■ **STATED GOAL**:
Go through the data and copy every line exactly, but not the images.

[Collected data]
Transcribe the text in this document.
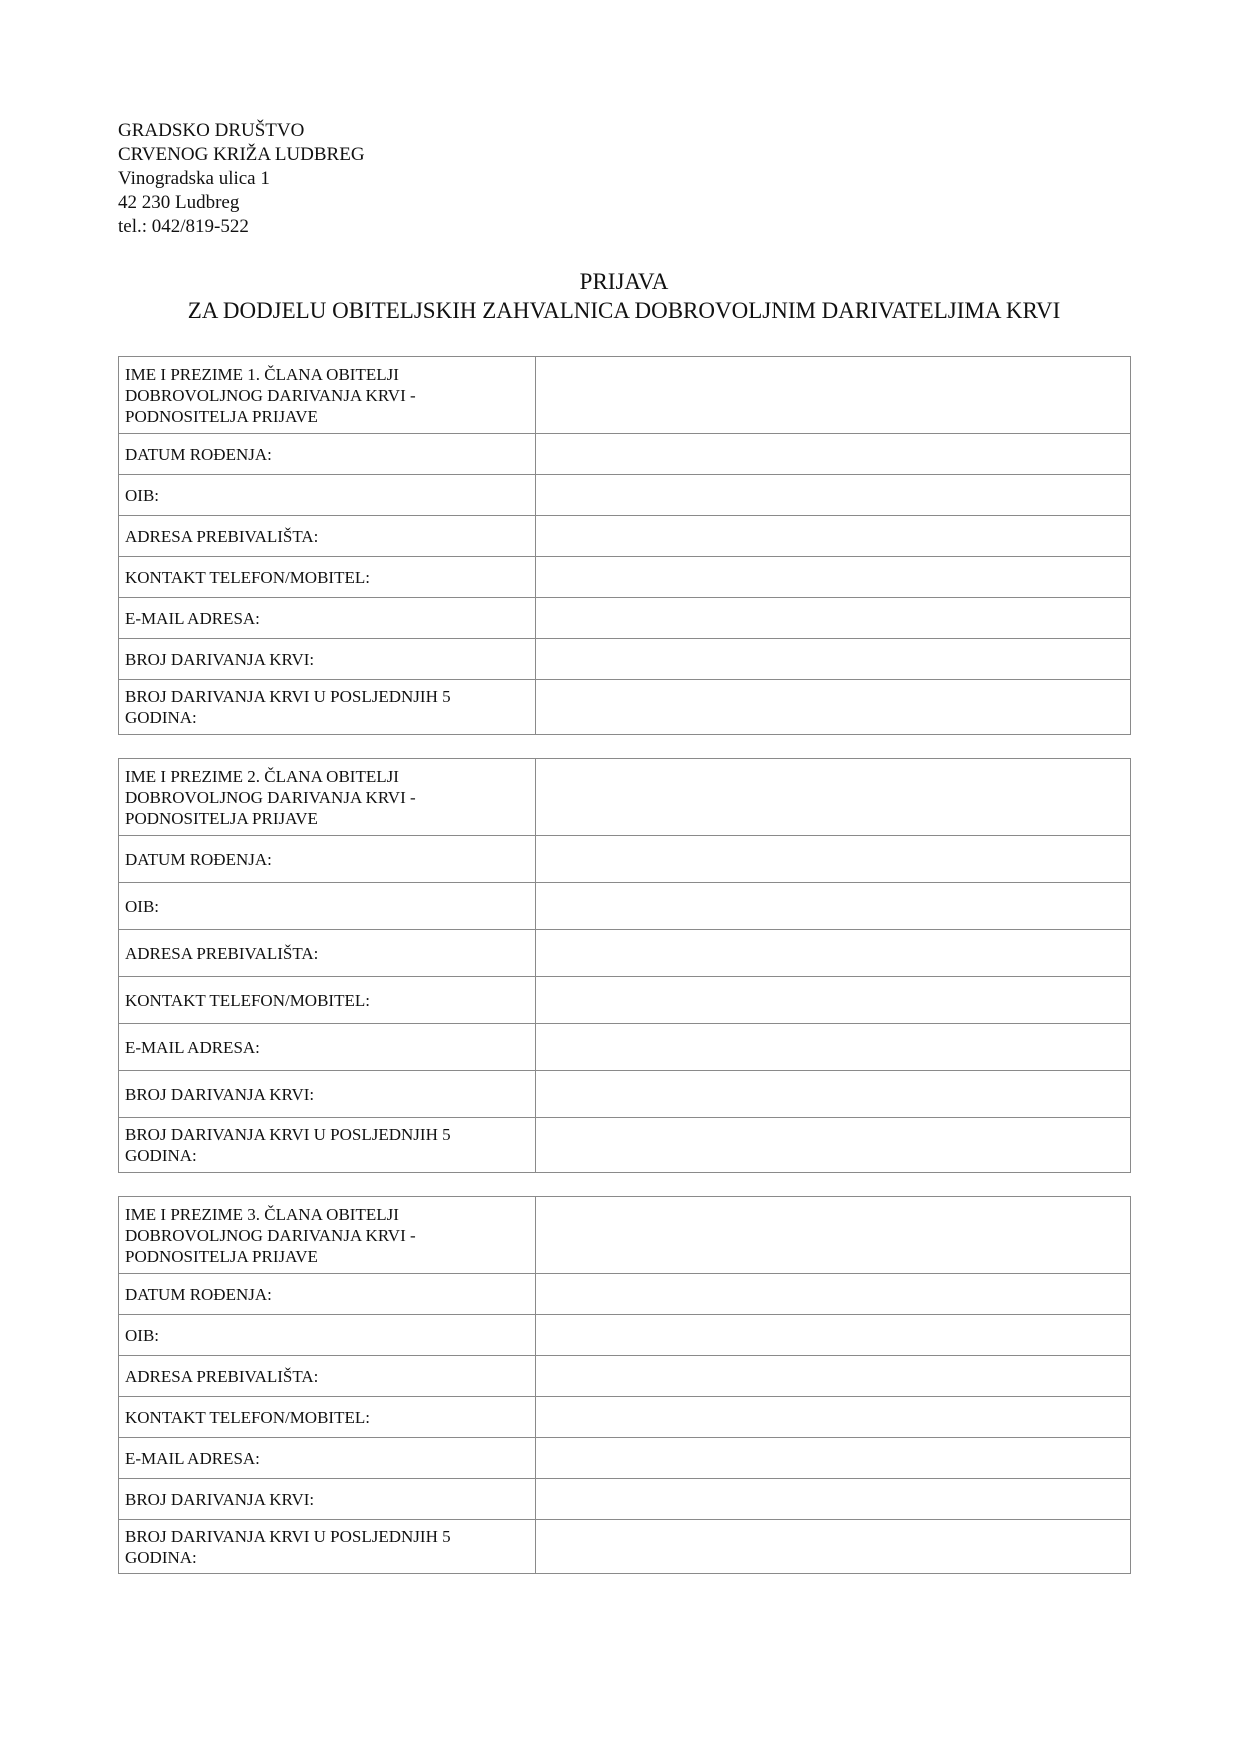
GRADSKO DRUŠTVO
CRVENOG KRIŽA LUDBREG
Vinogradska ulica 1
42 230 Ludbreg
tel.: 042/819-522
PRIJAVA
ZA DODJELU OBITELJSKIH ZAHVALNICA DOBROVOLJNIM DARIVATELJIMA KRVI
IME I PREZIME 1. ČLANA OBITELJI
DOBROVOLJNOG DARIVANJA KRVI -
PODNOSITELJA PRIJAVE	

DATUM ROĐENJA:	
OIB:	
ADRESA PREBIVALIŠTA:	
KONTAKT TELEFON/MOBITEL:	
E-MAIL ADRESA:	
BROJ DARIVANJA KRVI:	

BROJ DARIVANJA KRVI U POSLJEDNJIH 5
GODINA:	

IME I PREZIME 2. ČLANA OBITELJI
DOBROVOLJNOG DARIVANJA KRVI -
PODNOSITELJA PRIJAVE	

DATUM ROĐENJA:	
OIB:	
ADRESA PREBIVALIŠTA:	
KONTAKT TELEFON/MOBITEL:	
E-MAIL ADRESA:	
BROJ DARIVANJA KRVI:	

BROJ DARIVANJA KRVI U POSLJEDNJIH 5
GODINA:	

IME I PREZIME 3. ČLANA OBITELJI
DOBROVOLJNOG DARIVANJA KRVI -
PODNOSITELJA PRIJAVE	

DATUM ROĐENJA:	
OIB:	
ADRESA PREBIVALIŠTA:	
KONTAKT TELEFON/MOBITEL:	
E-MAIL ADRESA:	
BROJ DARIVANJA KRVI:	

BROJ DARIVANJA KRVI U POSLJEDNJIH 5
GODINA:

■ **COMPLETE ANSWER**:
Transcribe the text in this document.
GRADSKO DRUŠTVO
CRVENOG KRIŽA LUDBREG
Vinogradska ulica 1
42 230 Ludbreg
tel.: 042/819-522
PRIJAVA
ZA DODJELU OBITELJSKIH ZAHVALNICA DOBROVOLJNIM DARIVATELJIMA KRVI
IME I PREZIME 1. ČLANA OBITELJI
DOBROVOLJNOG DARIVANJA KRVI -
PODNOSITELJA PRIJAVE	

DATUM ROĐENJA:	
OIB:	
ADRESA PREBIVALIŠTA:	
KONTAKT TELEFON/MOBITEL:	
E-MAIL ADRESA:	
BROJ DARIVANJA KRVI:	

BROJ DARIVANJA KRVI U POSLJEDNJIH 5
GODINA:	

IME I PREZIME 2. ČLANA OBITELJI
DOBROVOLJNOG DARIVANJA KRVI -
PODNOSITELJA PRIJAVE	

DATUM ROĐENJA:	
OIB:	
ADRESA PREBIVALIŠTA:	
KONTAKT TELEFON/MOBITEL:	
E-MAIL ADRESA:	
BROJ DARIVANJA KRVI:	

BROJ DARIVANJA KRVI U POSLJEDNJIH 5
GODINA:	

IME I PREZIME 3. ČLANA OBITELJI
DOBROVOLJNOG DARIVANJA KRVI -
PODNOSITELJA PRIJAVE	

DATUM ROĐENJA:	
OIB:	
ADRESA PREBIVALIŠTA:	
KONTAKT TELEFON/MOBITEL:	
E-MAIL ADRESA:	
BROJ DARIVANJA KRVI:	

BROJ DARIVANJA KRVI U POSLJEDNJIH 5
GODINA:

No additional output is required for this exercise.